## What you need to do
Output an exact reproduction of the data.

## Material for this task

↓↓↓

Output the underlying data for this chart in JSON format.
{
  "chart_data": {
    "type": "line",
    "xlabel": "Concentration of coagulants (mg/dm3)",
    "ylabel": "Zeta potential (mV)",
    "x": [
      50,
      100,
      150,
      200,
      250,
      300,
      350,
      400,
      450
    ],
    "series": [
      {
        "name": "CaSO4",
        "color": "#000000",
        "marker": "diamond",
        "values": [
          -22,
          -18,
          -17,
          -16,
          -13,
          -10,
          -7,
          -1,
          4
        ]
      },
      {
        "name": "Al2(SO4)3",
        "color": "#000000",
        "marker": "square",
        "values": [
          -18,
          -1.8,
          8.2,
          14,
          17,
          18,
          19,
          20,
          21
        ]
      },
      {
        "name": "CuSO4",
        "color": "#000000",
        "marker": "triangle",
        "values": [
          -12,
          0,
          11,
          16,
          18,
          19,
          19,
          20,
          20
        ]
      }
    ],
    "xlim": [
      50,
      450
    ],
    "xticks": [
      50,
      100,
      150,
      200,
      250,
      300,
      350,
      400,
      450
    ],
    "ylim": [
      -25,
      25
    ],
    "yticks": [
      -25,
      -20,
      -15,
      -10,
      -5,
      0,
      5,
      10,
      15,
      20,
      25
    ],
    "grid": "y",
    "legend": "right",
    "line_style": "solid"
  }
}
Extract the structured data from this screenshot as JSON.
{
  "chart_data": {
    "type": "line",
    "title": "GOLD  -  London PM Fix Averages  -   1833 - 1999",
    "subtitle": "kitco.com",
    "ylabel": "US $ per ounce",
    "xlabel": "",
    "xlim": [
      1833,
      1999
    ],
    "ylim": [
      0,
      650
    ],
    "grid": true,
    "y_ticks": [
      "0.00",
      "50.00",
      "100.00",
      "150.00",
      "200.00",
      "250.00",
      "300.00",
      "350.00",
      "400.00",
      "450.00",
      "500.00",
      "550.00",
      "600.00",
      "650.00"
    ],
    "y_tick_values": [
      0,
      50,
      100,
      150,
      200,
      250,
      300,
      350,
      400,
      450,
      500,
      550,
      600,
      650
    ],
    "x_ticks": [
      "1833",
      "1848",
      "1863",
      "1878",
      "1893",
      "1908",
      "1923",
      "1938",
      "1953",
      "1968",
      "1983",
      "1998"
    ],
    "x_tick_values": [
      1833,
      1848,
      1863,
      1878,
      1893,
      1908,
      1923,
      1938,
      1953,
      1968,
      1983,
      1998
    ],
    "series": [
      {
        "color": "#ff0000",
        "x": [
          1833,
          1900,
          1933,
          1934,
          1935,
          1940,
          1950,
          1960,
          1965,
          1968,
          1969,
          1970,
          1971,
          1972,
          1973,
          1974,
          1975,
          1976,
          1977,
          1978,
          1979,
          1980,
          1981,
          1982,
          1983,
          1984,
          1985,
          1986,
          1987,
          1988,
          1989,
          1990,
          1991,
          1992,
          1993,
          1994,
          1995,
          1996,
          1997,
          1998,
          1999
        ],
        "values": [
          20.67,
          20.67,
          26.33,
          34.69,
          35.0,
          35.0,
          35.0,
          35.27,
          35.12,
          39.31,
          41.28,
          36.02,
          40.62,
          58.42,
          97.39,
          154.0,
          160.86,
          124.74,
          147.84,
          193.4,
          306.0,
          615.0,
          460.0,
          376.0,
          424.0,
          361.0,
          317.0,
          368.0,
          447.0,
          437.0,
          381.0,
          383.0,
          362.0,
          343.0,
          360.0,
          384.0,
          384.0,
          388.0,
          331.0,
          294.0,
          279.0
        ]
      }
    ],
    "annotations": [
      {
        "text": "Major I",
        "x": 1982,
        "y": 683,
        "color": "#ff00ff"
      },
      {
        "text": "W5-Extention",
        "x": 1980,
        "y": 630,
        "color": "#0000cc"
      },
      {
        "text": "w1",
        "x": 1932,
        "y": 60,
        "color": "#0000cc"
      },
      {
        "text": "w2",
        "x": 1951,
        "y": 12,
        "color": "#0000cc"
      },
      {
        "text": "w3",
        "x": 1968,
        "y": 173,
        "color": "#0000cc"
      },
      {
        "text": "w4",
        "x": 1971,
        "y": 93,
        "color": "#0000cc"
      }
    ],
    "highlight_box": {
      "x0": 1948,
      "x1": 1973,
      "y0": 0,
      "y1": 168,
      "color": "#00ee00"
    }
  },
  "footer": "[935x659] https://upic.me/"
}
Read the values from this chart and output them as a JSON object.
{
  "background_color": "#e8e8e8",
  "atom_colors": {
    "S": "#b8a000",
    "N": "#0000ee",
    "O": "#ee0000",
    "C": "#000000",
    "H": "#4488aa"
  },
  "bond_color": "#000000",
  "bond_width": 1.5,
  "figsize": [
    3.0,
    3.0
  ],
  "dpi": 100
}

↑↑↑

## Finished task
Output the underlying data for this chart in JSON format.
{
  "chart_data": {
    "type": "line",
    "xlabel": "Concentration of coagulants (mg/dm3)",
    "ylabel": "Zeta potential (mV)",
    "x": [
      50,
      100,
      150,
      200,
      250,
      300,
      350,
      400,
      450
    ],
    "series": [
      {
        "name": "CaSO4",
        "color": "#000000",
        "marker": "diamond",
        "values": [
          -22,
          -18,
          -17,
          -16,
          -13,
          -10,
          -7,
          -1,
          4
        ]
      },
      {
        "name": "Al2(SO4)3",
        "color": "#000000",
        "marker": "square",
        "values": [
          -18,
          -1.8,
          8.2,
          14,
          17,
          18,
          19,
          20,
          21
        ]
      },
      {
        "name": "CuSO4",
        "color": "#000000",
        "marker": "triangle",
        "values": [
          -12,
          0,
          11,
          16,
          18,
          19,
          19,
          20,
          20
        ]
      }
    ],
    "xlim": [
      50,
      450
    ],
    "xticks": [
      50,
      100,
      150,
      200,
      250,
      300,
      350,
      400,
      450
    ],
    "ylim": [
      -25,
      25
    ],
    "yticks": [
      -25,
      -20,
      -15,
      -10,
      -5,
      0,
      5,
      10,
      15,
      20,
      25
    ],
    "grid": "y",
    "legend": "right",
    "line_style": "solid"
  }
}
Extract the structured data from this screenshot as JSON.
{
  "chart_data": {
    "type": "line",
    "title": "GOLD  -  London PM Fix Averages  -   1833 - 1999",
    "subtitle": "kitco.com",
    "ylabel": "US $ per ounce",
    "xlabel": "",
    "xlim": [
      1833,
      1999
    ],
    "ylim": [
      0,
      650
    ],
    "grid": true,
    "y_ticks": [
      "0.00",
      "50.00",
      "100.00",
      "150.00",
      "200.00",
      "250.00",
      "300.00",
      "350.00",
      "400.00",
      "450.00",
      "500.00",
      "550.00",
      "600.00",
      "650.00"
    ],
    "y_tick_values": [
      0,
      50,
      100,
      150,
      200,
      250,
      300,
      350,
      400,
      450,
      500,
      550,
      600,
      650
    ],
    "x_ticks": [
      "1833",
      "1848",
      "1863",
      "1878",
      "1893",
      "1908",
      "1923",
      "1938",
      "1953",
      "1968",
      "1983",
      "1998"
    ],
    "x_tick_values": [
      1833,
      1848,
      1863,
      1878,
      1893,
      1908,
      1923,
      1938,
      1953,
      1968,
      1983,
      1998
    ],
    "series": [
      {
        "color": "#ff0000",
        "x": [
          1833,
          1900,
          1933,
          1934,
          1935,
          1940,
          1950,
          1960,
          1965,
          1968,
          1969,
          1970,
          1971,
          1972,
          1973,
          1974,
          1975,
          1976,
          1977,
          1978,
          1979,
          1980,
          1981,
          1982,
          1983,
          1984,
          1985,
          1986,
          1987,
          1988,
          1989,
          1990,
          1991,
          1992,
          1993,
          1994,
          1995,
          1996,
          1997,
          1998,
          1999
        ],
        "values": [
          20.67,
          20.67,
          26.33,
          34.69,
          35.0,
          35.0,
          35.0,
          35.27,
          35.12,
          39.31,
          41.28,
          36.02,
          40.62,
          58.42,
          97.39,
          154.0,
          160.86,
          124.74,
          147.84,
          193.4,
          306.0,
          615.0,
          460.0,
          376.0,
          424.0,
          361.0,
          317.0,
          368.0,
          447.0,
          437.0,
          381.0,
          383.0,
          362.0,
          343.0,
          360.0,
          384.0,
          384.0,
          388.0,
          331.0,
          294.0,
          279.0
        ]
      }
    ],
    "annotations": [
      {
        "text": "Major I",
        "x": 1982,
        "y": 683,
        "color": "#ff00ff"
      },
      {
        "text": "W5-Extention",
        "x": 1980,
        "y": 630,
        "color": "#0000cc"
      },
      {
        "text": "w1",
        "x": 1932,
        "y": 60,
        "color": "#0000cc"
      },
      {
        "text": "w2",
        "x": 1951,
        "y": 12,
        "color": "#0000cc"
      },
      {
        "text": "w3",
        "x": 1968,
        "y": 173,
        "color": "#0000cc"
      },
      {
        "text": "w4",
        "x": 1971,
        "y": 93,
        "color": "#0000cc"
      }
    ],
    "highlight_box": {
      "x0": 1948,
      "x1": 1973,
      "y0": 0,
      "y1": 168,
      "color": "#00ee00"
    }
  },
  "footer": "[935x659] https://upic.me/"
}
Read the values from this chart and output them as a JSON object.
{
  "background_color": "#e8e8e8",
  "atom_colors": {
    "S": "#b8a000",
    "N": "#0000ee",
    "O": "#ee0000",
    "C": "#000000",
    "H": "#4488aa"
  },
  "bond_color": "#000000",
  "bond_width": 1.5,
  "figsize": [
    3.0,
    3.0
  ],
  "dpi": 100
}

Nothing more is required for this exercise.